- Aim of the exercise:
Turn every line of the records into a Markdown table with two columns, Row and Line, numbering each line in the Row column. Leave out blank lines.

- Dataset:
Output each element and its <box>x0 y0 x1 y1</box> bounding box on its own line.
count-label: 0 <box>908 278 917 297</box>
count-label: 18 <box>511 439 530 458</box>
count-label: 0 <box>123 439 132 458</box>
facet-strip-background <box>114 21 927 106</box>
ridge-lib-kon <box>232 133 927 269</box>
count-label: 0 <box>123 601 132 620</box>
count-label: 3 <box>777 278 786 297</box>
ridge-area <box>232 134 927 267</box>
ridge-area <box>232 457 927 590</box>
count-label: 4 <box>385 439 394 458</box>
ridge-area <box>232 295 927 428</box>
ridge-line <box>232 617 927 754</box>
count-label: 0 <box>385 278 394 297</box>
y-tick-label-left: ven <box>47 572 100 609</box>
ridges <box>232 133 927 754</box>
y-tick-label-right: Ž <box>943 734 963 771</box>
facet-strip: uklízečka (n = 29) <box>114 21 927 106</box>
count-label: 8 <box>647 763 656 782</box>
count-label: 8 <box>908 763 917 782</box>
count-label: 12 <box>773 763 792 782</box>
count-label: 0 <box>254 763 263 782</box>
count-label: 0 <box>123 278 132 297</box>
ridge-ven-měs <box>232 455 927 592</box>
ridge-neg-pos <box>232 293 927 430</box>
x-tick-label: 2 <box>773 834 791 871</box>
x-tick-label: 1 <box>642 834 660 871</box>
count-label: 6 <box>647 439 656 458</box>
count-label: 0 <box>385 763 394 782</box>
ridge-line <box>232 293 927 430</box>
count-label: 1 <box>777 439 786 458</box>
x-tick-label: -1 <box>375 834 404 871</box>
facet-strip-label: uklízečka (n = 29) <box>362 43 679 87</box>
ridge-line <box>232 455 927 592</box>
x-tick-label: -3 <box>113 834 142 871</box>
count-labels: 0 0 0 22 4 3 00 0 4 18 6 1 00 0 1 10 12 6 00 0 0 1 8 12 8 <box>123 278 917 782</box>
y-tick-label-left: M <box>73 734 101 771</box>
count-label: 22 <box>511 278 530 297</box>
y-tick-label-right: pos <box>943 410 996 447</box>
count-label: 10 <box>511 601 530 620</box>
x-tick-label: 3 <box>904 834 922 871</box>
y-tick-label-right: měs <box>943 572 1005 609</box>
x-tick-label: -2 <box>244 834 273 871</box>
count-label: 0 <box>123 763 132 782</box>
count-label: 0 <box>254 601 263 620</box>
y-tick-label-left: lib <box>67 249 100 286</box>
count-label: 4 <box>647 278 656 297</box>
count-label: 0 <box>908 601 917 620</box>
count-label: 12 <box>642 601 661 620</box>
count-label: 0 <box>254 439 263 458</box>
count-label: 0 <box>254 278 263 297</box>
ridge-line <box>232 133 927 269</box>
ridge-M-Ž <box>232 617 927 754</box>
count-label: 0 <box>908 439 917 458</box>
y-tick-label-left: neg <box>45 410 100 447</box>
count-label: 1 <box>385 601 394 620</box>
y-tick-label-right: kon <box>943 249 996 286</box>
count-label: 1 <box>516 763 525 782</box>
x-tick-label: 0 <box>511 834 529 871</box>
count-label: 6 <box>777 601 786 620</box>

- Written response:
| Row | Line |
|---|---|
| 1 | Output each element and its <box>x0 y0 x1 y1</box> bounding box on its own line. |
| 2 | count-label: 0 <box>908 278 917 297</box> |
| 3 | count-label: 18 <box>511 439 530 458</box> |
| 4 | count-label: 0 <box>123 439 132 458</box> |
| 5 | facet-strip-background <box>114 21 927 106</box> |
| 6 | ridge-lib-kon <box>232 133 927 269</box> |
| 7 | count-label: 0 <box>123 601 132 620</box> |
| 8 | count-label: 3 <box>777 278 786 297</box> |
| 9 | ridge-area <box>232 134 927 267</box> |
| 10 | ridge-area <box>232 457 927 590</box> |
| 11 | count-label: 4 <box>385 439 394 458</box> |
| 12 | ridge-area <box>232 295 927 428</box> |
| 13 | ridge-line <box>232 617 927 754</box> |
| 14 | count-label: 0 <box>385 278 394 297</box> |
| 15 | y-tick-label-left: ven <box>47 572 100 609</box> |
| 16 | ridges <box>232 133 927 754</box> |
| 17 | y-tick-label-right: Ž <box>943 734 963 771</box> |
| 18 | facet-strip: uklízečka (n = 29) <box>114 21 927 106</box> |
| 19 | count-label: 8 <box>647 763 656 782</box> |
| 20 | count-label: 8 <box>908 763 917 782</box> |
| 21 | count-label: 12 <box>773 763 792 782</box> |
| 22 | count-label: 0 <box>254 763 263 782</box> |
| 23 | count-label: 0 <box>123 278 132 297</box> |
| 24 | ridge-ven-měs <box>232 455 927 592</box> |
| 25 | ridge-neg-pos <box>232 293 927 430</box> |
| 26 | x-tick-label: 2 <box>773 834 791 871</box> |
| 27 | x-tick-label: 1 <box>642 834 660 871</box> |
| 28 | count-label: 6 <box>647 439 656 458</box> |
| 29 | count-label: 0 <box>385 763 394 782</box> |
| 30 | ridge-line <box>232 293 927 430</box> |
| 31 | count-label: 1 <box>777 439 786 458</box> |
| 32 | x-tick-label: -1 <box>375 834 404 871</box> |
| 33 | facet-strip-label: uklízečka (n = 29) <box>362 43 679 87</box> |
| 34 | ridge-line <box>232 455 927 592</box> |
| 35 | x-tick-label: -3 <box>113 834 142 871</box> |
| 36 | count-labels: 0 0 0 22 4 3 00 0 4 18 6 1 00 0 1 10 12 6 00 0 0 1 8 12 8 <box>123 278 917 782</box> |
| 37 | y-tick-label-left: M <box>73 734 101 771</box> |
| 38 | count-label: 22 <box>511 278 530 297</box> |
| 39 | y-tick-label-right: pos <box>943 410 996 447</box> |
| 40 | count-label: 10 <box>511 601 530 620</box> |
| 41 | x-tick-label: 3 <box>904 834 922 871</box> |
| 42 | y-tick-label-right: měs <box>943 572 1005 609</box> |
| 43 | x-tick-label: -2 <box>244 834 273 871</box> |
| 44 | count-label: 0 <box>123 763 132 782</box> |
| 45 | count-label: 0 <box>254 601 263 620</box> |
| 46 | y-tick-label-left: lib <box>67 249 100 286</box> |
| 47 | count-label: 4 <box>647 278 656 297</box> |
| 48 | count-label: 0 <box>908 601 917 620</box> |
| 49 | count-label: 12 <box>642 601 661 620</box> |
| 50 | count-label: 0 <box>254 439 263 458</box> |
| 51 | count-label: 0 <box>254 278 263 297</box> |
| 52 | ridge-line <box>232 133 927 269</box> |
| 53 | ridge-M-Ž <box>232 617 927 754</box> |
| 54 | count-label: 0 <box>908 439 917 458</box> |
| 55 | y-tick-label-left: neg <box>45 410 100 447</box> |
| 56 | count-label: 1 <box>385 601 394 620</box> |
| 57 | y-tick-label-right: kon <box>943 249 996 286</box> |
| 58 | count-label: 1 <box>516 763 525 782</box> |
| 59 | x-tick-label: 0 <box>511 834 529 871</box> |
| 60 | count-label: 6 <box>777 601 786 620</box> |